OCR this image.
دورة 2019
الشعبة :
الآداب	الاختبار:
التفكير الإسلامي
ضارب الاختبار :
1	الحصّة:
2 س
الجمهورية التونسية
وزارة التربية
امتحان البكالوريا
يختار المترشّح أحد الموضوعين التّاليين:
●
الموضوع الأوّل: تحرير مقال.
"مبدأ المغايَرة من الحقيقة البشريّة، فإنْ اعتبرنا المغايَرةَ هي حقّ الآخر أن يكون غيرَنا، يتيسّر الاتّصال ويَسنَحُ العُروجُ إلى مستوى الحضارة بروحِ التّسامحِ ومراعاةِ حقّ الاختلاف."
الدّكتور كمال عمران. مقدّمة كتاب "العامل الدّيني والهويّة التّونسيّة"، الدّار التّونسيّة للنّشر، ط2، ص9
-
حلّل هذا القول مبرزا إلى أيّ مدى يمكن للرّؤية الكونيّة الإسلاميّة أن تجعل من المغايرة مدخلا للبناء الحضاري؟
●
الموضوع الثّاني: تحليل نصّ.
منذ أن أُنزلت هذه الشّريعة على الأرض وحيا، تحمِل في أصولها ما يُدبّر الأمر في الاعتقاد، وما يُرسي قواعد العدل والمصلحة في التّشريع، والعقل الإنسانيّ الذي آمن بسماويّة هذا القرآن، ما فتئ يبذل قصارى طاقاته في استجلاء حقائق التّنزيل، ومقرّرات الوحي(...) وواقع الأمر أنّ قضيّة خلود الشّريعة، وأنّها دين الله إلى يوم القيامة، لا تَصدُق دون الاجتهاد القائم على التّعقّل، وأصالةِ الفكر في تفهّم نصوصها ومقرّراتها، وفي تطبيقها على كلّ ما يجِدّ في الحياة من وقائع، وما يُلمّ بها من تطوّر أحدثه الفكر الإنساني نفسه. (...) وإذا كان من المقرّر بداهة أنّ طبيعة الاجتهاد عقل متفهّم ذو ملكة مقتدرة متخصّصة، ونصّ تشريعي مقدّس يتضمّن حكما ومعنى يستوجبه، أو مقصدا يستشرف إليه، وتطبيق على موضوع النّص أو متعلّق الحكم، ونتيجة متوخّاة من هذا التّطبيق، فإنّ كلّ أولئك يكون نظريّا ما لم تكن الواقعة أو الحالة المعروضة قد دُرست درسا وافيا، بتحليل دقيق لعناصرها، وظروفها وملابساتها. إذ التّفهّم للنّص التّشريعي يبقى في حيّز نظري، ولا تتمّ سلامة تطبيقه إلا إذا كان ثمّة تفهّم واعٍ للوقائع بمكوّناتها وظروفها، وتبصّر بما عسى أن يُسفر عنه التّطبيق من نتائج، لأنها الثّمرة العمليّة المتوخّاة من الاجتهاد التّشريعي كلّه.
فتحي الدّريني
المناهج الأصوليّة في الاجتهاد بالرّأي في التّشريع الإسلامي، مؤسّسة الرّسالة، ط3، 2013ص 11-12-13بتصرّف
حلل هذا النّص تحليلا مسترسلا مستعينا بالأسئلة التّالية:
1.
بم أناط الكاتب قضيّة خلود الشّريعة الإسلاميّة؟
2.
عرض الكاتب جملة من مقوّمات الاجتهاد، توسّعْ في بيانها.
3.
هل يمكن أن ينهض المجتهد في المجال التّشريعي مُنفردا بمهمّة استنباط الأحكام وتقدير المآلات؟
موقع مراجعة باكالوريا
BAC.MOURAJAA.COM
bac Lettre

══════

Your goal: Retype the listing. Match it exactly.

Solution to this exercise:
OCR this image.
دورة 2019
الشعبة :
الآداب	الاختبار:
التفكير الإسلامي
ضارب الاختبار :
1	الحصّة:
2 س
الجمهورية التونسية
وزارة التربية
امتحان البكالوريا
يختار المترشّح أحد الموضوعين التّاليين:
●
الموضوع الأوّل: تحرير مقال.
"مبدأ المغايَرة من الحقيقة البشريّة، فإنْ اعتبرنا المغايَرةَ هي حقّ الآخر أن يكون غيرَنا، يتيسّر الاتّصال ويَسنَحُ العُروجُ إلى مستوى الحضارة بروحِ التّسامحِ ومراعاةِ حقّ الاختلاف."
الدّكتور كمال عمران. مقدّمة كتاب "العامل الدّيني والهويّة التّونسيّة"، الدّار التّونسيّة للنّشر، ط2، ص9
-
حلّل هذا القول مبرزا إلى أيّ مدى يمكن للرّؤية الكونيّة الإسلاميّة أن تجعل من المغايرة مدخلا للبناء الحضاري؟
●
الموضوع الثّاني: تحليل نصّ.
منذ أن أُنزلت هذه الشّريعة على الأرض وحيا، تحمِل في أصولها ما يُدبّر الأمر في الاعتقاد، وما يُرسي قواعد العدل والمصلحة في التّشريع، والعقل الإنسانيّ الذي آمن بسماويّة هذا القرآن، ما فتئ يبذل قصارى طاقاته في استجلاء حقائق التّنزيل، ومقرّرات الوحي(...) وواقع الأمر أنّ قضيّة خلود الشّريعة، وأنّها دين الله إلى يوم القيامة، لا تَصدُق دون الاجتهاد القائم على التّعقّل، وأصالةِ الفكر في تفهّم نصوصها ومقرّراتها، وفي تطبيقها على كلّ ما يجِدّ في الحياة من وقائع، وما يُلمّ بها من تطوّر أحدثه الفكر الإنساني نفسه. (...) وإذا كان من المقرّر بداهة أنّ طبيعة الاجتهاد عقل متفهّم ذو ملكة مقتدرة متخصّصة، ونصّ تشريعي مقدّس يتضمّن حكما ومعنى يستوجبه، أو مقصدا يستشرف إليه، وتطبيق على موضوع النّص أو متعلّق الحكم، ونتيجة متوخّاة من هذا التّطبيق، فإنّ كلّ أولئك يكون نظريّا ما لم تكن الواقعة أو الحالة المعروضة قد دُرست درسا وافيا، بتحليل دقيق لعناصرها، وظروفها وملابساتها. إذ التّفهّم للنّص التّشريعي يبقى في حيّز نظري، ولا تتمّ سلامة تطبيقه إلا إذا كان ثمّة تفهّم واعٍ للوقائع بمكوّناتها وظروفها، وتبصّر بما عسى أن يُسفر عنه التّطبيق من نتائج، لأنها الثّمرة العمليّة المتوخّاة من الاجتهاد التّشريعي كلّه.
فتحي الدّريني
المناهج الأصوليّة في الاجتهاد بالرّأي في التّشريع الإسلامي، مؤسّسة الرّسالة، ط3، 2013ص 11-12-13بتصرّف
حلل هذا النّص تحليلا مسترسلا مستعينا بالأسئلة التّالية:
1.
بم أناط الكاتب قضيّة خلود الشّريعة الإسلاميّة؟
2.
عرض الكاتب جملة من مقوّمات الاجتهاد، توسّعْ في بيانها.
3.
هل يمكن أن ينهض المجتهد في المجال التّشريعي مُنفردا بمهمّة استنباط الأحكام وتقدير المآلات؟
موقع مراجعة باكالوريا
BAC.MOURAJAA.COM
bac Lettre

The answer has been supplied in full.